[start MATERIAL SHOWN]
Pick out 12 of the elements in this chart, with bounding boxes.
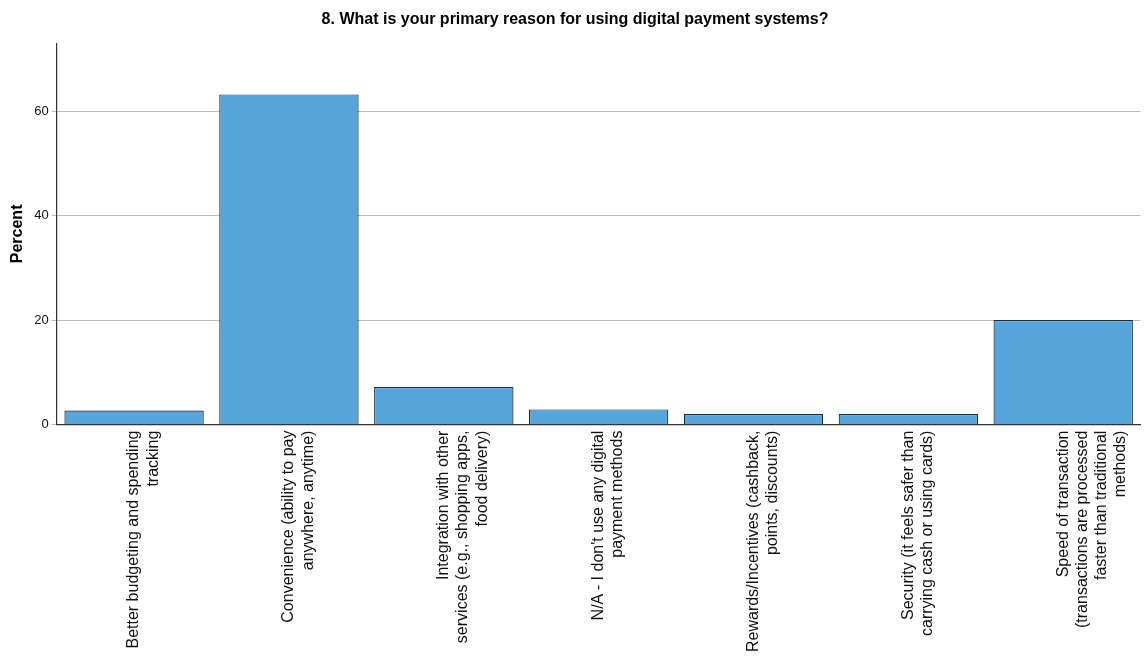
y-tick-label: 60 bbox=[34, 102, 49, 118]
chart-title: 8. What is your primary reason for using digital payment systems? bbox=[321, 10, 829, 28]
y-tick-label: 40 bbox=[34, 207, 49, 223]
x-tick-label: Convenience (ability to pay anywhere, anytime) bbox=[279, 430, 316, 623]
y-tick-label: 0 bbox=[41, 416, 49, 432]
x-tick-label: Rewards/Incentives (cashback, points, discounts) bbox=[743, 430, 781, 653]
x-tick-label: Speed of transaction (transactions are processed faster than traditional methods) bbox=[1053, 430, 1129, 629]
x-tick-label: Integration with other services (e.g., shopping apps, food delivery) bbox=[434, 429, 490, 644]
y-tick-label: 20 bbox=[34, 311, 49, 327]
x-tick-label: Better budgeting and spending tracking bbox=[124, 430, 161, 649]
y-axis-title: Percent bbox=[8, 203, 26, 264]
x-tick-label: Security (it feels safer than carrying cash or using cards) bbox=[898, 430, 935, 636]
[end MATERIAL SHOWN]
AIM: Format the listing lines between the line holding "y-tick-label: 60 bbox=[34, 102, 49, 118]" and the line holding "y-tick-label: 40 bbox=[34, 207, 49, 223]", inclusive, as a Markdown table. Use the columns Row and Line, number each row, and skip any blank lines.

EXERCISE OUTPUT:
| Row | Line |
|---|---|
| 1 | y-tick-label: 60 bbox=[34, 102, 49, 118] |
| 2 | chart-title: 8. What is your primary reason for using digital payment systems? bbox=[321, 10, 829, 28] |
| 3 | y-tick-label: 40 bbox=[34, 207, 49, 223] |